EXERCISE DESCRIPTION
Repeat the material in full. Keep every line exactly as it is.

DATA FOR PROCESSING
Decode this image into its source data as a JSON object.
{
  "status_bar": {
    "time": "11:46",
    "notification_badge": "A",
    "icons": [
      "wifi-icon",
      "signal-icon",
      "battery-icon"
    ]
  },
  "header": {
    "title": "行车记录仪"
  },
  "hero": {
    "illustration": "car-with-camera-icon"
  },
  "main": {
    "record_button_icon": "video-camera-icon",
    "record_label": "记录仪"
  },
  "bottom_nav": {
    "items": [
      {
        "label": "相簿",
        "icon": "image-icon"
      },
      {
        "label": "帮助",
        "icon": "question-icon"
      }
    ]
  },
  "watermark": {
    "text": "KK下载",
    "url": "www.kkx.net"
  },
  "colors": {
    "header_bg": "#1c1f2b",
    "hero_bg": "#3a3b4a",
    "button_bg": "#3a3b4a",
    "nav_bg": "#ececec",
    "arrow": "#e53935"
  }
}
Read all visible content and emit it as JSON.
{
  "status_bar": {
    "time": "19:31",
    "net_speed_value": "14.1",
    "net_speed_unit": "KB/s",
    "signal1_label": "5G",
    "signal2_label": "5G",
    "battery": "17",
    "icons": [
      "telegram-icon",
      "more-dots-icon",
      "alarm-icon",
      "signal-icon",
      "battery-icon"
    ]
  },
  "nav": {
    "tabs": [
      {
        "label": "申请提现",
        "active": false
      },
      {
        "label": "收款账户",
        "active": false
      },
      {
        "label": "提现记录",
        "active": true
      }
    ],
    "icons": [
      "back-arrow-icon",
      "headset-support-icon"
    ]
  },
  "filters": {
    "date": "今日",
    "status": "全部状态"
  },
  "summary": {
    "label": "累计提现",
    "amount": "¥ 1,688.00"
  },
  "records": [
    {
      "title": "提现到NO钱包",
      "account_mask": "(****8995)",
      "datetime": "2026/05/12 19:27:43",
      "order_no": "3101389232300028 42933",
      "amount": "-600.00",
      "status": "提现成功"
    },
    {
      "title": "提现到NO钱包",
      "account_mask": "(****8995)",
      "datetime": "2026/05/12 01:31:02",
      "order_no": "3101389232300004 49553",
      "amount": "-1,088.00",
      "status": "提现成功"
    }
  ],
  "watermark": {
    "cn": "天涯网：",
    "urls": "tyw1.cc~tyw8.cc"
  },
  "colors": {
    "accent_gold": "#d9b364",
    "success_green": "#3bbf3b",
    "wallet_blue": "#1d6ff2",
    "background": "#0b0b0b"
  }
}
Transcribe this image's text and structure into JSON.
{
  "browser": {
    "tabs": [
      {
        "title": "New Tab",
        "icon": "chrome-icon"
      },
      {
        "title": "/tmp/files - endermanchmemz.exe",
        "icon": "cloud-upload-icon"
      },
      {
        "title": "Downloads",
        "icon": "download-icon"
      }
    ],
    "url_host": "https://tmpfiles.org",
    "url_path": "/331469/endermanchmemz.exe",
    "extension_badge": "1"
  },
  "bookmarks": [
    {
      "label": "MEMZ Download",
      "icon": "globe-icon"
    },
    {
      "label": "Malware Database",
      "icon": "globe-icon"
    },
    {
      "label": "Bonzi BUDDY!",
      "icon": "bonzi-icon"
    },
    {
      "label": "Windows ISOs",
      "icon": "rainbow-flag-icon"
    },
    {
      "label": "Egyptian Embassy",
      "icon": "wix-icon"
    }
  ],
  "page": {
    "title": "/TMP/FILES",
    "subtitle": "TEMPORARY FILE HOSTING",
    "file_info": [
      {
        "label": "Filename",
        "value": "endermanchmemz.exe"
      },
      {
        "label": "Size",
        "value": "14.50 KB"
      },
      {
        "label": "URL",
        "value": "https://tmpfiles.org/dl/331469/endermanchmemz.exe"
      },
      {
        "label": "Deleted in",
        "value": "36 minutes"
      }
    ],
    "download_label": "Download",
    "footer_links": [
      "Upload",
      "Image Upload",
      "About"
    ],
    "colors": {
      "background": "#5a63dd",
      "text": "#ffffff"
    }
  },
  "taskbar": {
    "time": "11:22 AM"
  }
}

PROBLEM SOLUTION
Decode this image into its source data as a JSON object.
{
  "status_bar": {
    "time": "11:46",
    "notification_badge": "A",
    "icons": [
      "wifi-icon",
      "signal-icon",
      "battery-icon"
    ]
  },
  "header": {
    "title": "行车记录仪"
  },
  "hero": {
    "illustration": "car-with-camera-icon"
  },
  "main": {
    "record_button_icon": "video-camera-icon",
    "record_label": "记录仪"
  },
  "bottom_nav": {
    "items": [
      {
        "label": "相簿",
        "icon": "image-icon"
      },
      {
        "label": "帮助",
        "icon": "question-icon"
      }
    ]
  },
  "watermark": {
    "text": "KK下载",
    "url": "www.kkx.net"
  },
  "colors": {
    "header_bg": "#1c1f2b",
    "hero_bg": "#3a3b4a",
    "button_bg": "#3a3b4a",
    "nav_bg": "#ececec",
    "arrow": "#e53935"
  }
}
Read all visible content and emit it as JSON.
{
  "status_bar": {
    "time": "19:31",
    "net_speed_value": "14.1",
    "net_speed_unit": "KB/s",
    "signal1_label": "5G",
    "signal2_label": "5G",
    "battery": "17",
    "icons": [
      "telegram-icon",
      "more-dots-icon",
      "alarm-icon",
      "signal-icon",
      "battery-icon"
    ]
  },
  "nav": {
    "tabs": [
      {
        "label": "申请提现",
        "active": false
      },
      {
        "label": "收款账户",
        "active": false
      },
      {
        "label": "提现记录",
        "active": true
      }
    ],
    "icons": [
      "back-arrow-icon",
      "headset-support-icon"
    ]
  },
  "filters": {
    "date": "今日",
    "status": "全部状态"
  },
  "summary": {
    "label": "累计提现",
    "amount": "¥ 1,688.00"
  },
  "records": [
    {
      "title": "提现到NO钱包",
      "account_mask": "(****8995)",
      "datetime": "2026/05/12 19:27:43",
      "order_no": "3101389232300028 42933",
      "amount": "-600.00",
      "status": "提现成功"
    },
    {
      "title": "提现到NO钱包",
      "account_mask": "(****8995)",
      "datetime": "2026/05/12 01:31:02",
      "order_no": "3101389232300004 49553",
      "amount": "-1,088.00",
      "status": "提现成功"
    }
  ],
  "watermark": {
    "cn": "天涯网：",
    "urls": "tyw1.cc~tyw8.cc"
  },
  "colors": {
    "accent_gold": "#d9b364",
    "success_green": "#3bbf3b",
    "wallet_blue": "#1d6ff2",
    "background": "#0b0b0b"
  }
}
Transcribe this image's text and structure into JSON.
{
  "browser": {
    "tabs": [
      {
        "title": "New Tab",
        "icon": "chrome-icon"
      },
      {
        "title": "/tmp/files - endermanchmemz.exe",
        "icon": "cloud-upload-icon"
      },
      {
        "title": "Downloads",
        "icon": "download-icon"
      }
    ],
    "url_host": "https://tmpfiles.org",
    "url_path": "/331469/endermanchmemz.exe",
    "extension_badge": "1"
  },
  "bookmarks": [
    {
      "label": "MEMZ Download",
      "icon": "globe-icon"
    },
    {
      "label": "Malware Database",
      "icon": "globe-icon"
    },
    {
      "label": "Bonzi BUDDY!",
      "icon": "bonzi-icon"
    },
    {
      "label": "Windows ISOs",
      "icon": "rainbow-flag-icon"
    },
    {
      "label": "Egyptian Embassy",
      "icon": "wix-icon"
    }
  ],
  "page": {
    "title": "/TMP/FILES",
    "subtitle": "TEMPORARY FILE HOSTING",
    "file_info": [
      {
        "label": "Filename",
        "value": "endermanchmemz.exe"
      },
      {
        "label": "Size",
        "value": "14.50 KB"
      },
      {
        "label": "URL",
        "value": "https://tmpfiles.org/dl/331469/endermanchmemz.exe"
      },
      {
        "label": "Deleted in",
        "value": "36 minutes"
      }
    ],
    "download_label": "Download",
    "footer_links": [
      "Upload",
      "Image Upload",
      "About"
    ],
    "colors": {
      "background": "#5a63dd",
      "text": "#ffffff"
    }
  },
  "taskbar": {
    "time": "11:22 AM"
  }
}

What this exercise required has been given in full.